* **Aim**
Scan the lines below; pull out those with "aunt".
— START OF Record set —
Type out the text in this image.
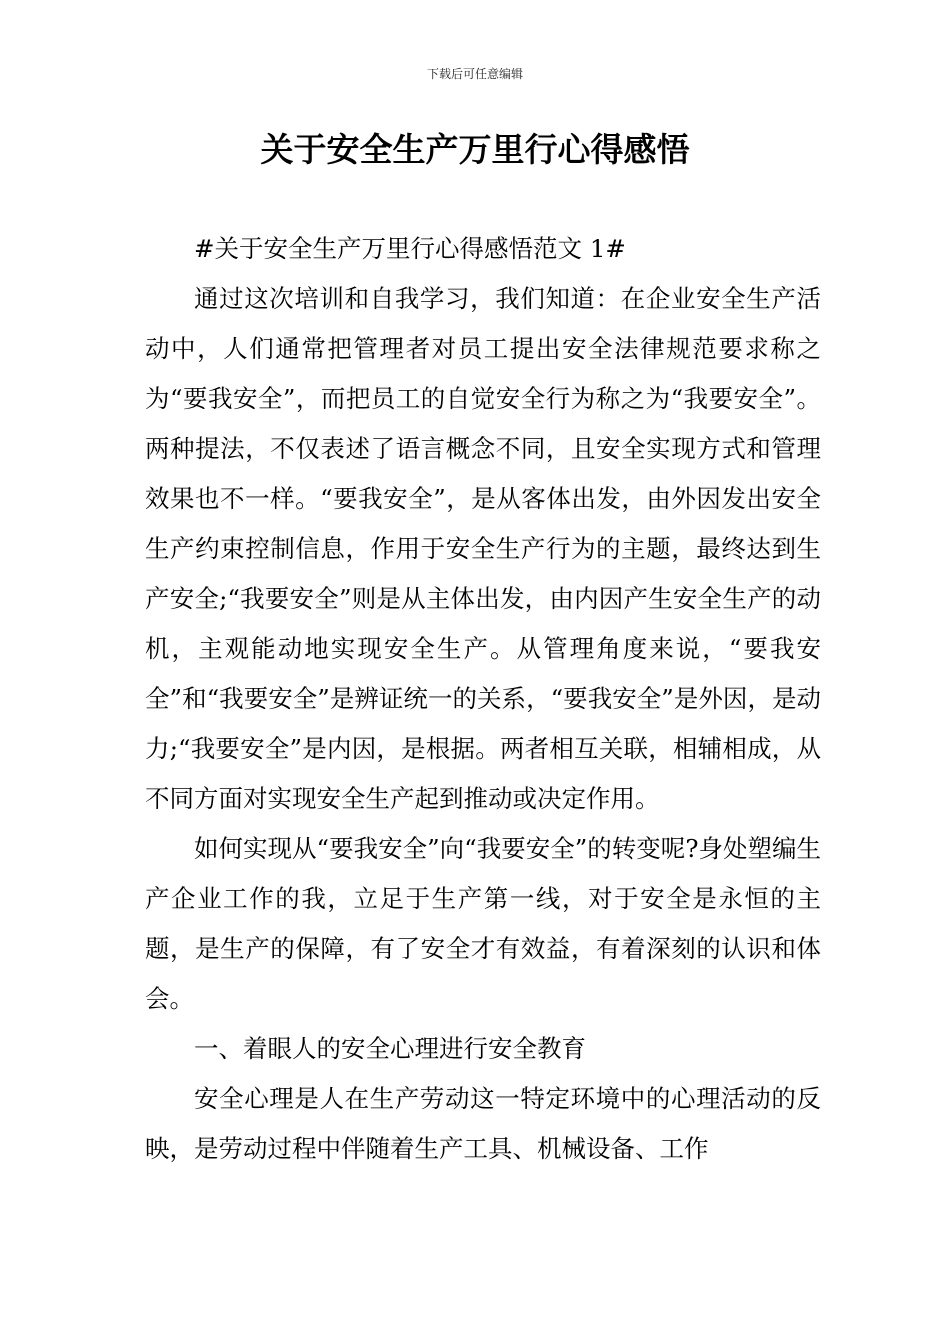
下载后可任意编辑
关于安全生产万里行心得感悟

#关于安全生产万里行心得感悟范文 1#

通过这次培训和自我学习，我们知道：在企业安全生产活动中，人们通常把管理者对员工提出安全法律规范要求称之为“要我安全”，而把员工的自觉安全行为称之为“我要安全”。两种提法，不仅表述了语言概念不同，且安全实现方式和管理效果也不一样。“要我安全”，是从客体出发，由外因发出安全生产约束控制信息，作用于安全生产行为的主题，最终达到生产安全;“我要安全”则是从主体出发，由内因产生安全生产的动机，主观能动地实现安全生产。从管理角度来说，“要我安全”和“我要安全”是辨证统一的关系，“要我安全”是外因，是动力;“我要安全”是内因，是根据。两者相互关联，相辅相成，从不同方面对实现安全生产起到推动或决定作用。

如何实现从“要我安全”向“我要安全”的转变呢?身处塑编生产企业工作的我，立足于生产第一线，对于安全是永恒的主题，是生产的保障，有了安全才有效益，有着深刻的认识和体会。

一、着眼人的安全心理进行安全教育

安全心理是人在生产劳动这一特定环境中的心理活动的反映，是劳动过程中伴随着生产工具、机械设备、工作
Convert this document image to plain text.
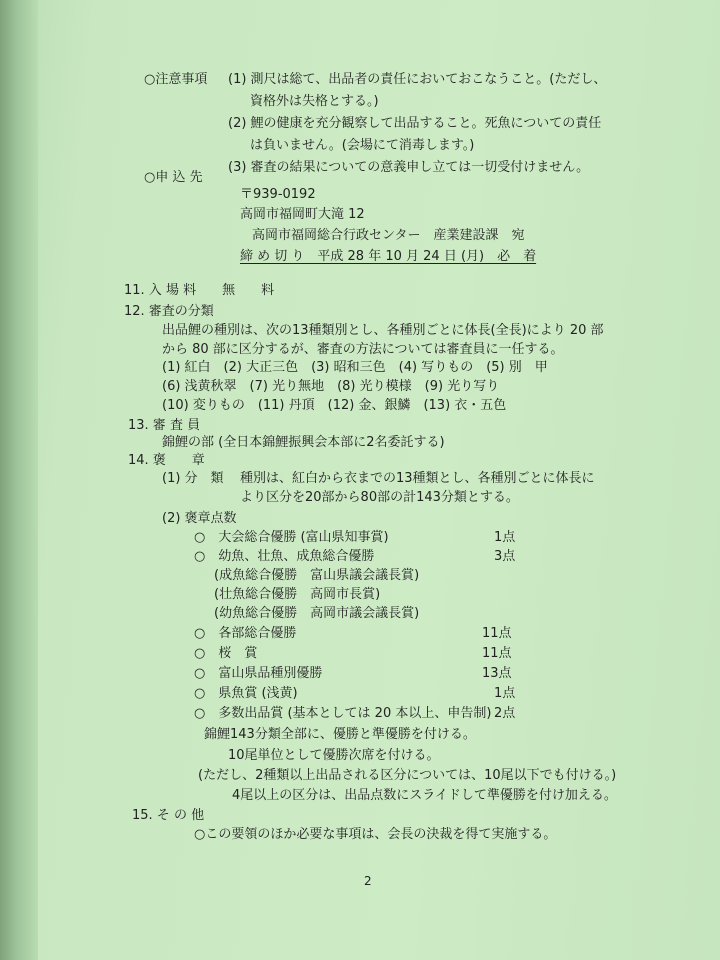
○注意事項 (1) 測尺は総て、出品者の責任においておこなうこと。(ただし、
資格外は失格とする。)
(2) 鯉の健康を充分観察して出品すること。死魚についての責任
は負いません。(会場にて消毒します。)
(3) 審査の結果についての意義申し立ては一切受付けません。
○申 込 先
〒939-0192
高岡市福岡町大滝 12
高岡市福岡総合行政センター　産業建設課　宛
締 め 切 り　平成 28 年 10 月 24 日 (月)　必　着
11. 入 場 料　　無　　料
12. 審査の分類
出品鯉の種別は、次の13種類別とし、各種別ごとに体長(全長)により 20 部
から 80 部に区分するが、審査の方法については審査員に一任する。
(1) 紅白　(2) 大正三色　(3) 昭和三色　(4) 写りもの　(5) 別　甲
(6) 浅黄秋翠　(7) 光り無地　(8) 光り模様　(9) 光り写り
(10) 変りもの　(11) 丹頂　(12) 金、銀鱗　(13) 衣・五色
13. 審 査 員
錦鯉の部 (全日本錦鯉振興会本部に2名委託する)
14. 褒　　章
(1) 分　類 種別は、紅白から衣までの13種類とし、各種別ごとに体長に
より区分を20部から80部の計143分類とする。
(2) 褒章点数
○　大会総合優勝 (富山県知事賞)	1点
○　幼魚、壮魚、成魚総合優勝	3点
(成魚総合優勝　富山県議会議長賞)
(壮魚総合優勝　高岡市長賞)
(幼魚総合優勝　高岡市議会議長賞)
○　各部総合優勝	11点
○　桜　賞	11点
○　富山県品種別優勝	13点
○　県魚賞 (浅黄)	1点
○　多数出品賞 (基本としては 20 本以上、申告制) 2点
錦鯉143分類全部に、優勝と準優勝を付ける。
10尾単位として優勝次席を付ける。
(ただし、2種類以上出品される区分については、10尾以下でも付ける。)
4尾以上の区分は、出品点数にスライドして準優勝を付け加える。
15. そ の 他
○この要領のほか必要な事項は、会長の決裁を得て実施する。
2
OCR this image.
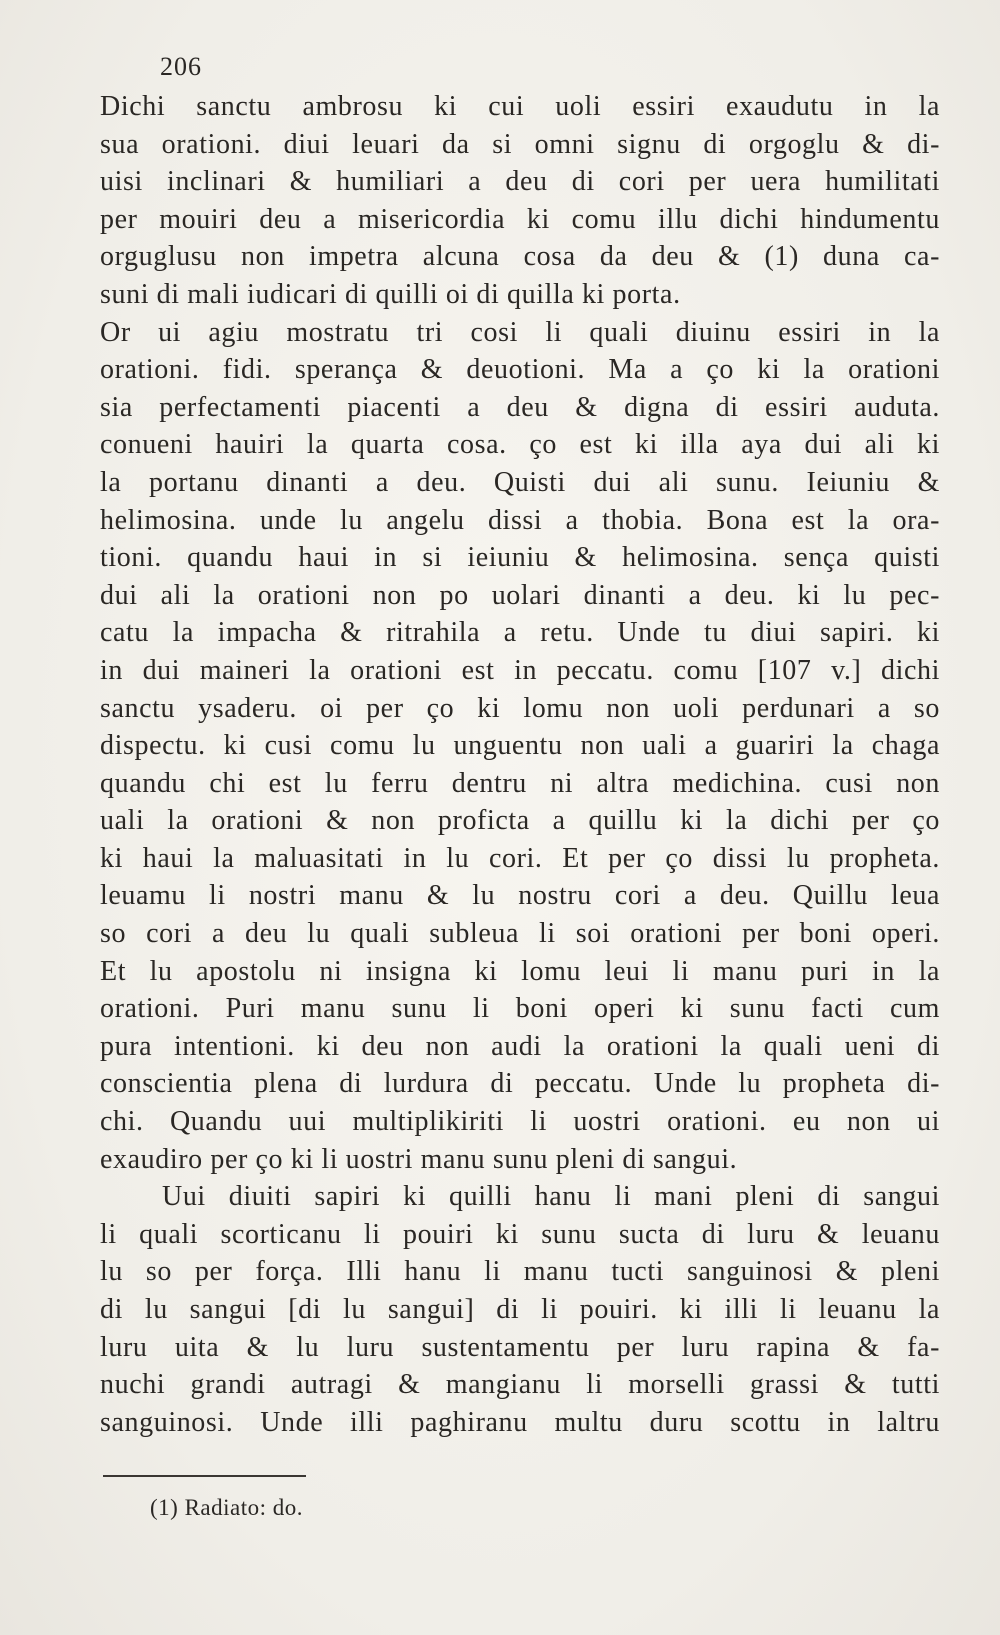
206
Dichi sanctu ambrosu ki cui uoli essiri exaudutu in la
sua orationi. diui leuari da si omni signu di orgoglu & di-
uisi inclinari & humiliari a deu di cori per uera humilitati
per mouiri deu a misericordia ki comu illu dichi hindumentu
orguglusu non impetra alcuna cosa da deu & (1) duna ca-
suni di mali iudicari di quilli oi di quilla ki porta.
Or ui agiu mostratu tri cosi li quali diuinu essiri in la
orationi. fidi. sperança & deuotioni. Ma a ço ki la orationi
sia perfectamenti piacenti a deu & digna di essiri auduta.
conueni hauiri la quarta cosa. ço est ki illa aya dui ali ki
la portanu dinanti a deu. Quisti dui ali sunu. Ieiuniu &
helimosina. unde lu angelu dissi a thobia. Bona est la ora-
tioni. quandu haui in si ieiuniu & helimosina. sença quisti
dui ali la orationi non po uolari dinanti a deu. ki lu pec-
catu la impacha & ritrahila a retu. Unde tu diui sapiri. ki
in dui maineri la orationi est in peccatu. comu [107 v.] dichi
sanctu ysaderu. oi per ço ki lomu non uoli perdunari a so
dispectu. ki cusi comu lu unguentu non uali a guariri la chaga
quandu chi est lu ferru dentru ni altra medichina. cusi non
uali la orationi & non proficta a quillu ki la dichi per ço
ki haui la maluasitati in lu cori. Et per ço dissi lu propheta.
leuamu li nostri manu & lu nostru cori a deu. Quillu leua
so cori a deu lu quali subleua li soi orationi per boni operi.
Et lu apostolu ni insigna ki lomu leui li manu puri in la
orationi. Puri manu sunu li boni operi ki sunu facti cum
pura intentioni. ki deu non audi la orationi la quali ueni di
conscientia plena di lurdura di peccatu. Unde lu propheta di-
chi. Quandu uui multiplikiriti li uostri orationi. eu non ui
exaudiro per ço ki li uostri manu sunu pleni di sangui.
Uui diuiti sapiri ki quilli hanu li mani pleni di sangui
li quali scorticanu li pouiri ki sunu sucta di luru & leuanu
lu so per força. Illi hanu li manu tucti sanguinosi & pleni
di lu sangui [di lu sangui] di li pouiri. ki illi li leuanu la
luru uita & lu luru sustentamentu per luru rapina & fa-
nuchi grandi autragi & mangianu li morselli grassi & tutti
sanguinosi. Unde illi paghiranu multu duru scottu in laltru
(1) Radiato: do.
— END OF Record set —
— START OF Record set —
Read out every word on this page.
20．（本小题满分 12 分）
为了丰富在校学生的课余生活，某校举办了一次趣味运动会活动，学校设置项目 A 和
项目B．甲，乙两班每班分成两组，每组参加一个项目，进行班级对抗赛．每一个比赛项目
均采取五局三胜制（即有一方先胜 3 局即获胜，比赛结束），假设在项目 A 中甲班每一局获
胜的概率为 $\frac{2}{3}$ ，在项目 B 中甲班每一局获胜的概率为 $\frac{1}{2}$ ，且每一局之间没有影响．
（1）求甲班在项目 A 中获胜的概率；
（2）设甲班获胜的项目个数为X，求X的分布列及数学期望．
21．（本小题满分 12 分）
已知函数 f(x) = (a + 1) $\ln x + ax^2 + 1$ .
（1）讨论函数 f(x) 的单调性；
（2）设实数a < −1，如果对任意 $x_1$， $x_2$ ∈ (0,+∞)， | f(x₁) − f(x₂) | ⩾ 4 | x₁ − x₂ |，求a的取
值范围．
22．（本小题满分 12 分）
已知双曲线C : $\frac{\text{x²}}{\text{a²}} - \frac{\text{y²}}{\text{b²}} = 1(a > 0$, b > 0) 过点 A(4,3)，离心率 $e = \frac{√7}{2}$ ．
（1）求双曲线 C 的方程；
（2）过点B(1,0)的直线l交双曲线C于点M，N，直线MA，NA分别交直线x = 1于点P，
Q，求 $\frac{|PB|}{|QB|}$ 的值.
— END OF Record set —
— START OF Record set —
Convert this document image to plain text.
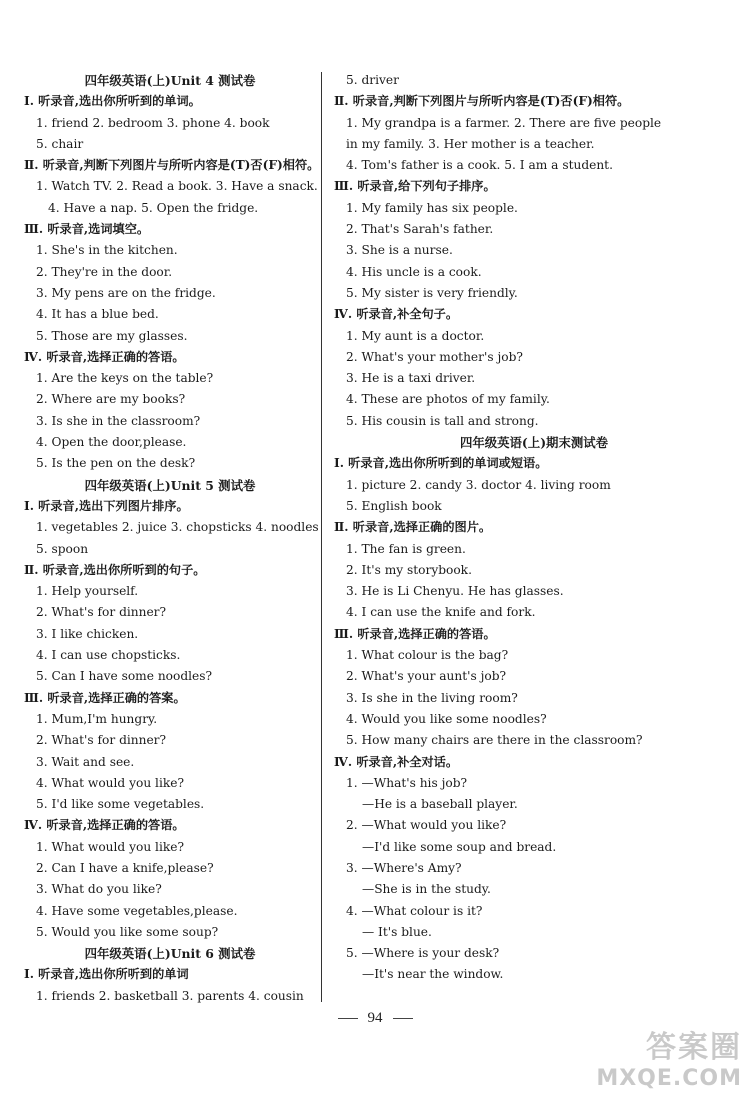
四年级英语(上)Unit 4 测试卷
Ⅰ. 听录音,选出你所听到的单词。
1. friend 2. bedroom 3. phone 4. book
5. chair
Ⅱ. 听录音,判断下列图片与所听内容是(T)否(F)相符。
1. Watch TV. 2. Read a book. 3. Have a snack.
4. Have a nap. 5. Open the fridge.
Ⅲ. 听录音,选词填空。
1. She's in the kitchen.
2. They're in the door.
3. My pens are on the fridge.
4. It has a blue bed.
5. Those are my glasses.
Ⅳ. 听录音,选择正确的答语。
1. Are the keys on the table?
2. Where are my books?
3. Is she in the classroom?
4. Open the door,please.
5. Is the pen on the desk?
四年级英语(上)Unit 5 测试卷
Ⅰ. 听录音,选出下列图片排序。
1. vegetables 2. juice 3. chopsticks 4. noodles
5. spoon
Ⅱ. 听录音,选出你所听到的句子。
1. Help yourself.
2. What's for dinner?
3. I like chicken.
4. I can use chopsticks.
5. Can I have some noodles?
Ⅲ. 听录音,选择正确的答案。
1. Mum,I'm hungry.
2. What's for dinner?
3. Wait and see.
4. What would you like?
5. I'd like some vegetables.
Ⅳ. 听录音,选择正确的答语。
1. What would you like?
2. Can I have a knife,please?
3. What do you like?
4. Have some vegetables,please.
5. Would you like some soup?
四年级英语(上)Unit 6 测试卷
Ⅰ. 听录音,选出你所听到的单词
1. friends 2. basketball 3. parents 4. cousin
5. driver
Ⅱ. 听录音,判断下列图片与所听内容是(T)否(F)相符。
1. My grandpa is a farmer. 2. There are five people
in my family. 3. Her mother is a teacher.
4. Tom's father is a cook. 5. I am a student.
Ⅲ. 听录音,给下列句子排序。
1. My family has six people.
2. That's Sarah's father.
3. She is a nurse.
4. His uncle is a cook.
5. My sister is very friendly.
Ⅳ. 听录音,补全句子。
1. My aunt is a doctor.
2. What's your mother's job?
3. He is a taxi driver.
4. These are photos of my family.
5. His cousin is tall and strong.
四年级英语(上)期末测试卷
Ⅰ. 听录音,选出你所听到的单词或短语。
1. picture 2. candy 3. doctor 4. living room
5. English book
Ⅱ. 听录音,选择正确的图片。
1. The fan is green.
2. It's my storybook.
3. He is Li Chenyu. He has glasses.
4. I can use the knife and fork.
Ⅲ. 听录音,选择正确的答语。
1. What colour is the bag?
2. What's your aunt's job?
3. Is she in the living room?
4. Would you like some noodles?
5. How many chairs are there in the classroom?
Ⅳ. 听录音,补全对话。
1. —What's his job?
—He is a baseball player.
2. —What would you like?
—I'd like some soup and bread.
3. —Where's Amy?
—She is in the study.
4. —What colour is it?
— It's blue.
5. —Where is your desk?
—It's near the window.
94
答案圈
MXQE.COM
— END OF Record set —
* **Result of the task**
1. My aunt is a doctor.
2. What's your aunt's job?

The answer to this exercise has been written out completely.